Given request: Find each line containing the string "center" and return it.

Input rows:
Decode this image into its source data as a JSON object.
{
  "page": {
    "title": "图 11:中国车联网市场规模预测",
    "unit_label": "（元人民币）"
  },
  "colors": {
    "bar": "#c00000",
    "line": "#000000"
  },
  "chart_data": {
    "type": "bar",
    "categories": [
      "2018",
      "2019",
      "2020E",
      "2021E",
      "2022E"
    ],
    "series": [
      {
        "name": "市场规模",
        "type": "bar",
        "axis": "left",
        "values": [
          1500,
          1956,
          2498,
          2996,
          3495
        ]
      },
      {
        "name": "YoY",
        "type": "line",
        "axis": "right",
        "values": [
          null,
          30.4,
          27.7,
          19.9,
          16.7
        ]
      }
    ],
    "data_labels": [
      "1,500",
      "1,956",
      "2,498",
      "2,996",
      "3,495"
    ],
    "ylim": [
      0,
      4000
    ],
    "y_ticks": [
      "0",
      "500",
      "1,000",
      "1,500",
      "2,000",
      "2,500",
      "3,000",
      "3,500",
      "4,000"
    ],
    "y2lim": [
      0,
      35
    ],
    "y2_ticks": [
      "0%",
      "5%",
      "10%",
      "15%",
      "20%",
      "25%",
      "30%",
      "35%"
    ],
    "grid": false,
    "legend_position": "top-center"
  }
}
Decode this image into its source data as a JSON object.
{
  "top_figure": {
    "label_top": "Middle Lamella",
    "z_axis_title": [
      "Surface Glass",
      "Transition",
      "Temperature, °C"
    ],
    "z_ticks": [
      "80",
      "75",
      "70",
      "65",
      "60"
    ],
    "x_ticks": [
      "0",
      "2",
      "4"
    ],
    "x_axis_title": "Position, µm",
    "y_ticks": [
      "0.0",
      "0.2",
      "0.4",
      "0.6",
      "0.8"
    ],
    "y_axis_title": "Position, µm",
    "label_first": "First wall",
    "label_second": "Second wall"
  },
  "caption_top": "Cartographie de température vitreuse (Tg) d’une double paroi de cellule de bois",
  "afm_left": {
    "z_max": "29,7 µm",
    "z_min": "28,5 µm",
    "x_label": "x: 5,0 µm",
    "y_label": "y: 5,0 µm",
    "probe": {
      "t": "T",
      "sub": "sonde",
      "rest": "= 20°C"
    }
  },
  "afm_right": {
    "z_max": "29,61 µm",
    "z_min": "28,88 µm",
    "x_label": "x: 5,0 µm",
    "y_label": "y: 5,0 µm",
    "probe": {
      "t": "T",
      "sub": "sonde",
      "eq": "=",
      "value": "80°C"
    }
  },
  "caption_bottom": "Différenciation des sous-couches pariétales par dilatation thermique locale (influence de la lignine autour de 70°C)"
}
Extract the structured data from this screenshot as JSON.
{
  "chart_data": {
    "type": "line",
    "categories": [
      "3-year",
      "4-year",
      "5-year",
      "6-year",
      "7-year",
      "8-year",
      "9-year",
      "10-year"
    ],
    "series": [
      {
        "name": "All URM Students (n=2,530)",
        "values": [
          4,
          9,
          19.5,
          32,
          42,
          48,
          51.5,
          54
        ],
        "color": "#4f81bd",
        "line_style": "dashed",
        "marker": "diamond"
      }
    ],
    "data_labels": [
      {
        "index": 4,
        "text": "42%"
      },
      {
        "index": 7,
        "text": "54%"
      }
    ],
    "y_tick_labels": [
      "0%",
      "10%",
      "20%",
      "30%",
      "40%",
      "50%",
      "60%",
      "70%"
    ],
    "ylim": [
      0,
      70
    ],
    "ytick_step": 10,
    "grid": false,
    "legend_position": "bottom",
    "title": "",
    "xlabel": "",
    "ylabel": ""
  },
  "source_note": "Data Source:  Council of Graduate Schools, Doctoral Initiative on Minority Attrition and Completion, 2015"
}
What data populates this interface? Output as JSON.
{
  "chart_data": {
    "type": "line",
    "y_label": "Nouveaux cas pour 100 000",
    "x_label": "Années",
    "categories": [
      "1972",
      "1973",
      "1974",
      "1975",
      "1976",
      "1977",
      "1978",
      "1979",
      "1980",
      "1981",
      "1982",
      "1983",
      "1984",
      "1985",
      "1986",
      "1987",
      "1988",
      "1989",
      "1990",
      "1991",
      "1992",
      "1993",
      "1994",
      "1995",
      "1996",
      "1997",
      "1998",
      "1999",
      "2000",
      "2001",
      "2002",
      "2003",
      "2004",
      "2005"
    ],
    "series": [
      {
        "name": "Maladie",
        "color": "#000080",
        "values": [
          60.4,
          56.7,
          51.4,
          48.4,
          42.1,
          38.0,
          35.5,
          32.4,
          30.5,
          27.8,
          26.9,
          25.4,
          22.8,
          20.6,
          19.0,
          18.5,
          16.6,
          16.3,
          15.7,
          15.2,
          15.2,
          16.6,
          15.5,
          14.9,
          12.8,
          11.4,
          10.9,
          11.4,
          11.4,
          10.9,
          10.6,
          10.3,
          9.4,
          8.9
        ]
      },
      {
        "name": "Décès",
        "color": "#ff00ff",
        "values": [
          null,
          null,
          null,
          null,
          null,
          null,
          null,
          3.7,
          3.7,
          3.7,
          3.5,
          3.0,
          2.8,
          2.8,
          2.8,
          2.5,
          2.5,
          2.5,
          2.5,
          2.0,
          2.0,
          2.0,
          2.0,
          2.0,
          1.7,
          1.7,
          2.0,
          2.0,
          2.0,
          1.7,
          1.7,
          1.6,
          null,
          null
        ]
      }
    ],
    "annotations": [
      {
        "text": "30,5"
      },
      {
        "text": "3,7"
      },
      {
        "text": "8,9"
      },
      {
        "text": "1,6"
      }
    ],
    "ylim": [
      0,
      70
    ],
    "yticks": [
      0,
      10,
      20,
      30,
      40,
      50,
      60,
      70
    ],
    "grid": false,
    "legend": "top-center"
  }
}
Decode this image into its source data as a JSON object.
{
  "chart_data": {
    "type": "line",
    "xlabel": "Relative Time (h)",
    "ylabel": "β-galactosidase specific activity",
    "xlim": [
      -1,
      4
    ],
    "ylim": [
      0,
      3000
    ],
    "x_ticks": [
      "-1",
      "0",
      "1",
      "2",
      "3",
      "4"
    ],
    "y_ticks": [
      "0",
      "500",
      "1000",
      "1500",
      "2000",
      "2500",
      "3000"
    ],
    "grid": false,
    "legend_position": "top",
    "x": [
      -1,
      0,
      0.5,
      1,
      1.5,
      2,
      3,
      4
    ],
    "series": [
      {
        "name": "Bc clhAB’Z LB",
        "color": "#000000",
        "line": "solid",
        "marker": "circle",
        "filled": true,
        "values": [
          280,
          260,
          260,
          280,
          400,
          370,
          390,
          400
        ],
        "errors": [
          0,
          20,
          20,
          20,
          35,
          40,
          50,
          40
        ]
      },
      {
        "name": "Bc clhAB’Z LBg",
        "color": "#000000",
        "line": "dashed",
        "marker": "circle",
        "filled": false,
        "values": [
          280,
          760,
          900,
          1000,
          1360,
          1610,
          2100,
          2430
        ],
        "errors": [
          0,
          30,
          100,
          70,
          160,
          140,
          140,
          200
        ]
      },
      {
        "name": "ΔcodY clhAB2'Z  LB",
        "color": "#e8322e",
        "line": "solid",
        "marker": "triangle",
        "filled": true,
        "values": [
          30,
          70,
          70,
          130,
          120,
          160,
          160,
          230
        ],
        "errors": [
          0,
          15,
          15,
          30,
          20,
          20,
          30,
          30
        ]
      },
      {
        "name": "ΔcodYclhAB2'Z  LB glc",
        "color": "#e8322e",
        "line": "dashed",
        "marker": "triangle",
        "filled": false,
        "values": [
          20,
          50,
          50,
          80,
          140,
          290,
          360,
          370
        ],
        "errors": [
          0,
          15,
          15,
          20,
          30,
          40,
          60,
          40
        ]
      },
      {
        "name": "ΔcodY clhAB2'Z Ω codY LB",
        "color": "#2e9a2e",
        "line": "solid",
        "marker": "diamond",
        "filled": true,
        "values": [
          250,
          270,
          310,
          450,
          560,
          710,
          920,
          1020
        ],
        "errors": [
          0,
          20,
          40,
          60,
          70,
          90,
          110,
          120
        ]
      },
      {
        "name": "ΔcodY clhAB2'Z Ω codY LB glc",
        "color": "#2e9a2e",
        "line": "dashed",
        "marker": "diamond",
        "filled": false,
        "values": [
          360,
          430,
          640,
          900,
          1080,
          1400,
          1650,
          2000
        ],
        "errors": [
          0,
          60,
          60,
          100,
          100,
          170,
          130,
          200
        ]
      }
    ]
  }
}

Expected answer:
    "legend_position": "top-center"
    "legend": "top-center"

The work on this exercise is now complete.